_TASK DESCRIPTION:_ In the entries below, find the lines with the word "icon" and copy them.

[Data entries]
··········
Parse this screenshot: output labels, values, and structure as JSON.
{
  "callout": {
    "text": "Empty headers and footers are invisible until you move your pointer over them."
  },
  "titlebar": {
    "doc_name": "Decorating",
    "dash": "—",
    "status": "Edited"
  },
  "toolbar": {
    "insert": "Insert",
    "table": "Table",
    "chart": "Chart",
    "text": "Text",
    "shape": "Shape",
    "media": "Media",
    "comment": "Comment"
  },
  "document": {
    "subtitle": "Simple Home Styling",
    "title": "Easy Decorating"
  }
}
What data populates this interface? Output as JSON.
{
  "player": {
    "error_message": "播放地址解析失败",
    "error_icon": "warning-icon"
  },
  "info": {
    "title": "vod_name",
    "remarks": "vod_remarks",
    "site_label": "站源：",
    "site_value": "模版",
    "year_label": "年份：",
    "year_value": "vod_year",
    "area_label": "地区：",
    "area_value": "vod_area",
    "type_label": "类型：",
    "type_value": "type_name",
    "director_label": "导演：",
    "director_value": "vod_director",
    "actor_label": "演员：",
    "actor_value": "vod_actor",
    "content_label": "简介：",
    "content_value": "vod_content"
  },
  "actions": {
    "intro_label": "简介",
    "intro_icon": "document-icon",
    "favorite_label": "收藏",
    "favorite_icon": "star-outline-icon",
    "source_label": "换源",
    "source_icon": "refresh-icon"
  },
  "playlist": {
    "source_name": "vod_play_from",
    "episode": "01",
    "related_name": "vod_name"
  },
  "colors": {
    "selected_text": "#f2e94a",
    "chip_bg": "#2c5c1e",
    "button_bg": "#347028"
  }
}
··········
_WRITTEN RESPONSE:_
    "error_icon": "warning-icon"
    "intro_icon": "document-icon",
    "favorite_icon": "star-outline-icon",
    "source_icon": "refresh-icon"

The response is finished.